_REQUIRED WORK_.
Give the material again in full, matching it exactly.

_INFORMATION GIVEN_.
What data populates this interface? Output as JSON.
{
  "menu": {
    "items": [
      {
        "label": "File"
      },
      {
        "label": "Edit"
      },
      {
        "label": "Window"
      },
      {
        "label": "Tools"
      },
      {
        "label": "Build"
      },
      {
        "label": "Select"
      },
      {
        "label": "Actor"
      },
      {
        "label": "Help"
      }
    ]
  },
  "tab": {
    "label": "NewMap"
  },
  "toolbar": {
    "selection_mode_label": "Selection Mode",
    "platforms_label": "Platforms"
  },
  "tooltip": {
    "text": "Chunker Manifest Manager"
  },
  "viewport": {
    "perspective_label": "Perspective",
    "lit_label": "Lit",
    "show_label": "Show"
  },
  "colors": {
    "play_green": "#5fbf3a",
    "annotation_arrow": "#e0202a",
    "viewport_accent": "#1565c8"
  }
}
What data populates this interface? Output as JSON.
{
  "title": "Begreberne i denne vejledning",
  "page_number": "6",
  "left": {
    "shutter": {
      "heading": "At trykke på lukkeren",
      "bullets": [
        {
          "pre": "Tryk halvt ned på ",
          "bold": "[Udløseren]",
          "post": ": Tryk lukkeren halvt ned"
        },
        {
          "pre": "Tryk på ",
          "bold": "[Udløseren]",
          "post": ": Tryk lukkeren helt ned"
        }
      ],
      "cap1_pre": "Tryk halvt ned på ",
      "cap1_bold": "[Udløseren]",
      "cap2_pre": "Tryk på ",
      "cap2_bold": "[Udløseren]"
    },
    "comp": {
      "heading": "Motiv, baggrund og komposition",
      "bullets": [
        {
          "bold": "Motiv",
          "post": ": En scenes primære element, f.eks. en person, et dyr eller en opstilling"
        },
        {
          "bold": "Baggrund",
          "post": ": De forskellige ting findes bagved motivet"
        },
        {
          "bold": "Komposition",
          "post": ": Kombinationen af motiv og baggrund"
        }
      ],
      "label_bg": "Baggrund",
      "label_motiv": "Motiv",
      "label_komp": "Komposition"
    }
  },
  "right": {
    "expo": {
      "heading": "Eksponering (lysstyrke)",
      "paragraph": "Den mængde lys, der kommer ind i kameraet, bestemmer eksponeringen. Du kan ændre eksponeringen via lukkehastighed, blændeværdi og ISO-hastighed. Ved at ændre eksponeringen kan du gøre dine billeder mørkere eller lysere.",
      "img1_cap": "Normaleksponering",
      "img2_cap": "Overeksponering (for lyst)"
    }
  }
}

_THE OUTPUT_.
What data populates this interface? Output as JSON.
{
  "menu": {
    "items": [
      {
        "label": "File"
      },
      {
        "label": "Edit"
      },
      {
        "label": "Window"
      },
      {
        "label": "Tools"
      },
      {
        "label": "Build"
      },
      {
        "label": "Select"
      },
      {
        "label": "Actor"
      },
      {
        "label": "Help"
      }
    ]
  },
  "tab": {
    "label": "NewMap"
  },
  "toolbar": {
    "selection_mode_label": "Selection Mode",
    "platforms_label": "Platforms"
  },
  "tooltip": {
    "text": "Chunker Manifest Manager"
  },
  "viewport": {
    "perspective_label": "Perspective",
    "lit_label": "Lit",
    "show_label": "Show"
  },
  "colors": {
    "play_green": "#5fbf3a",
    "annotation_arrow": "#e0202a",
    "viewport_accent": "#1565c8"
  }
}
What data populates this interface? Output as JSON.
{
  "title": "Begreberne i denne vejledning",
  "page_number": "6",
  "left": {
    "shutter": {
      "heading": "At trykke på lukkeren",
      "bullets": [
        {
          "pre": "Tryk halvt ned på ",
          "bold": "[Udløseren]",
          "post": ": Tryk lukkeren halvt ned"
        },
        {
          "pre": "Tryk på ",
          "bold": "[Udløseren]",
          "post": ": Tryk lukkeren helt ned"
        }
      ],
      "cap1_pre": "Tryk halvt ned på ",
      "cap1_bold": "[Udløseren]",
      "cap2_pre": "Tryk på ",
      "cap2_bold": "[Udløseren]"
    },
    "comp": {
      "heading": "Motiv, baggrund og komposition",
      "bullets": [
        {
          "bold": "Motiv",
          "post": ": En scenes primære element, f.eks. en person, et dyr eller en opstilling"
        },
        {
          "bold": "Baggrund",
          "post": ": De forskellige ting findes bagved motivet"
        },
        {
          "bold": "Komposition",
          "post": ": Kombinationen af motiv og baggrund"
        }
      ],
      "label_bg": "Baggrund",
      "label_motiv": "Motiv",
      "label_komp": "Komposition"
    }
  },
  "right": {
    "expo": {
      "heading": "Eksponering (lysstyrke)",
      "paragraph": "Den mængde lys, der kommer ind i kameraet, bestemmer eksponeringen. Du kan ændre eksponeringen via lukkehastighed, blændeværdi og ISO-hastighed. Ved at ændre eksponeringen kan du gøre dine billeder mørkere eller lysere.",
      "img1_cap": "Normaleksponering",
      "img2_cap": "Overeksponering (for lyst)"
    }
  }
}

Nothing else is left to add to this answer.